Set problem: All of the listing below must be repeated word for word. Pictures are the only thing to omit.

-- begin --

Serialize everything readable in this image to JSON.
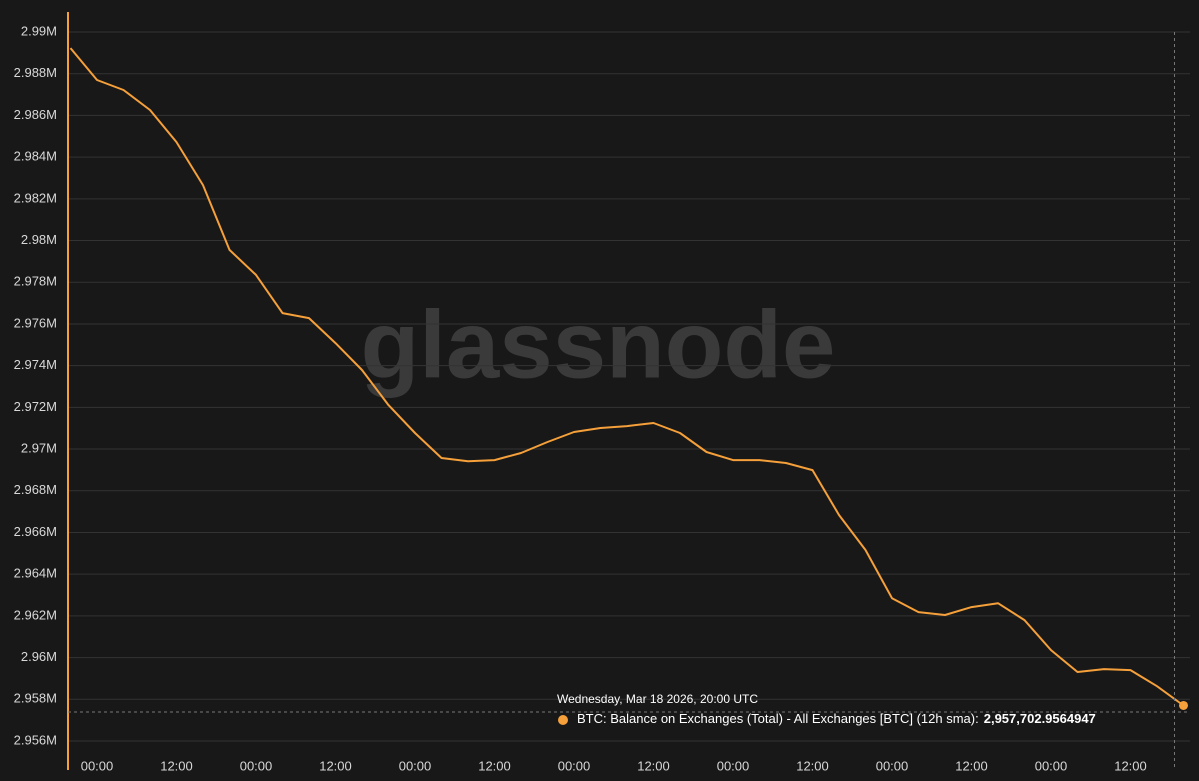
{
  "chart_data": {
    "type": "line",
    "watermark": "glassnode",
    "categories": [
      null,
      "00:00",
      null,
      null,
      "12:00",
      null,
      null,
      "00:00",
      null,
      null,
      "12:00",
      null,
      null,
      "00:00",
      null,
      null,
      "12:00",
      null,
      null,
      "00:00",
      null,
      null,
      "12:00",
      null,
      null,
      "00:00",
      null,
      null,
      "12:00",
      null,
      null,
      "00:00",
      null,
      null,
      "12:00",
      null,
      null,
      "00:00",
      null,
      null,
      "12:00",
      null,
      null
    ],
    "series": [
      {
        "name": "BTC: Balance on Exchanges (Total) - All Exchanges [BTC] (12h sma):",
        "color": "#f5a03a",
        "values": [
          2989230,
          2987700,
          2987220,
          2986260,
          2984720,
          2982660,
          2979550,
          2978350,
          2976520,
          2976280,
          2975080,
          2973790,
          2972110,
          2970770,
          2969570,
          2969420,
          2969470,
          2969810,
          2970340,
          2970820,
          2971010,
          2971100,
          2971250,
          2970770,
          2969860,
          2969470,
          2969470,
          2969330,
          2968990,
          2966840,
          2965160,
          2962850,
          2962180,
          2962040,
          2962420,
          2962610,
          2961800,
          2960360,
          2959310,
          2959450,
          2959400,
          2958630,
          2957702.9564947
        ],
        "value_labels": [
          null,
          null,
          null,
          null,
          null,
          null,
          null,
          null,
          null,
          null,
          null,
          null,
          null,
          null,
          null,
          null,
          null,
          null,
          null,
          null,
          null,
          null,
          null,
          null,
          null,
          null,
          null,
          null,
          null,
          null,
          null,
          null,
          null,
          null,
          null,
          null,
          null,
          null,
          null,
          null,
          null,
          null,
          "2,957,702.9564947"
        ]
      }
    ],
    "tooltip_date": "Wednesday, Mar 18 2026, 20:00 UTC",
    "ylim": [
      2956000,
      2990000
    ],
    "yticks": [
      {
        "value": 2956000,
        "label": "2.956M"
      },
      {
        "value": 2958000,
        "label": "2.958M"
      },
      {
        "value": 2960000,
        "label": "2.96M"
      },
      {
        "value": 2962000,
        "label": "2.962M"
      },
      {
        "value": 2964000,
        "label": "2.964M"
      },
      {
        "value": 2966000,
        "label": "2.966M"
      },
      {
        "value": 2968000,
        "label": "2.968M"
      },
      {
        "value": 2970000,
        "label": "2.97M"
      },
      {
        "value": 2972000,
        "label": "2.972M"
      },
      {
        "value": 2974000,
        "label": "2.974M"
      },
      {
        "value": 2976000,
        "label": "2.976M"
      },
      {
        "value": 2978000,
        "label": "2.978M"
      },
      {
        "value": 2980000,
        "label": "2.98M"
      },
      {
        "value": 2982000,
        "label": "2.982M"
      },
      {
        "value": 2984000,
        "label": "2.984M"
      },
      {
        "value": 2986000,
        "label": "2.986M"
      },
      {
        "value": 2988000,
        "label": "2.988M"
      },
      {
        "value": 2990000,
        "label": "2.99M"
      }
    ],
    "grid": true
  }
}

-- end --

Exercise answer:
Serialize everything readable in this image to JSON.
{
  "chart_data": {
    "type": "line",
    "watermark": "glassnode",
    "categories": [
      null,
      "00:00",
      null,
      null,
      "12:00",
      null,
      null,
      "00:00",
      null,
      null,
      "12:00",
      null,
      null,
      "00:00",
      null,
      null,
      "12:00",
      null,
      null,
      "00:00",
      null,
      null,
      "12:00",
      null,
      null,
      "00:00",
      null,
      null,
      "12:00",
      null,
      null,
      "00:00",
      null,
      null,
      "12:00",
      null,
      null,
      "00:00",
      null,
      null,
      "12:00",
      null,
      null
    ],
    "series": [
      {
        "name": "BTC: Balance on Exchanges (Total) - All Exchanges [BTC] (12h sma):",
        "color": "#f5a03a",
        "values": [
          2989230,
          2987700,
          2987220,
          2986260,
          2984720,
          2982660,
          2979550,
          2978350,
          2976520,
          2976280,
          2975080,
          2973790,
          2972110,
          2970770,
          2969570,
          2969420,
          2969470,
          2969810,
          2970340,
          2970820,
          2971010,
          2971100,
          2971250,
          2970770,
          2969860,
          2969470,
          2969470,
          2969330,
          2968990,
          2966840,
          2965160,
          2962850,
          2962180,
          2962040,
          2962420,
          2962610,
          2961800,
          2960360,
          2959310,
          2959450,
          2959400,
          2958630,
          2957702.9564947
        ],
        "value_labels": [
          null,
          null,
          null,
          null,
          null,
          null,
          null,
          null,
          null,
          null,
          null,
          null,
          null,
          null,
          null,
          null,
          null,
          null,
          null,
          null,
          null,
          null,
          null,
          null,
          null,
          null,
          null,
          null,
          null,
          null,
          null,
          null,
          null,
          null,
          null,
          null,
          null,
          null,
          null,
          null,
          null,
          null,
          "2,957,702.9564947"
        ]
      }
    ],
    "tooltip_date": "Wednesday, Mar 18 2026, 20:00 UTC",
    "ylim": [
      2956000,
      2990000
    ],
    "yticks": [
      {
        "value": 2956000,
        "label": "2.956M"
      },
      {
        "value": 2958000,
        "label": "2.958M"
      },
      {
        "value": 2960000,
        "label": "2.96M"
      },
      {
        "value": 2962000,
        "label": "2.962M"
      },
      {
        "value": 2964000,
        "label": "2.964M"
      },
      {
        "value": 2966000,
        "label": "2.966M"
      },
      {
        "value": 2968000,
        "label": "2.968M"
      },
      {
        "value": 2970000,
        "label": "2.97M"
      },
      {
        "value": 2972000,
        "label": "2.972M"
      },
      {
        "value": 2974000,
        "label": "2.974M"
      },
      {
        "value": 2976000,
        "label": "2.976M"
      },
      {
        "value": 2978000,
        "label": "2.978M"
      },
      {
        "value": 2980000,
        "label": "2.98M"
      },
      {
        "value": 2982000,
        "label": "2.982M"
      },
      {
        "value": 2984000,
        "label": "2.984M"
      },
      {
        "value": 2986000,
        "label": "2.986M"
      },
      {
        "value": 2988000,
        "label": "2.988M"
      },
      {
        "value": 2990000,
        "label": "2.99M"
      }
    ],
    "grid": true
  }
}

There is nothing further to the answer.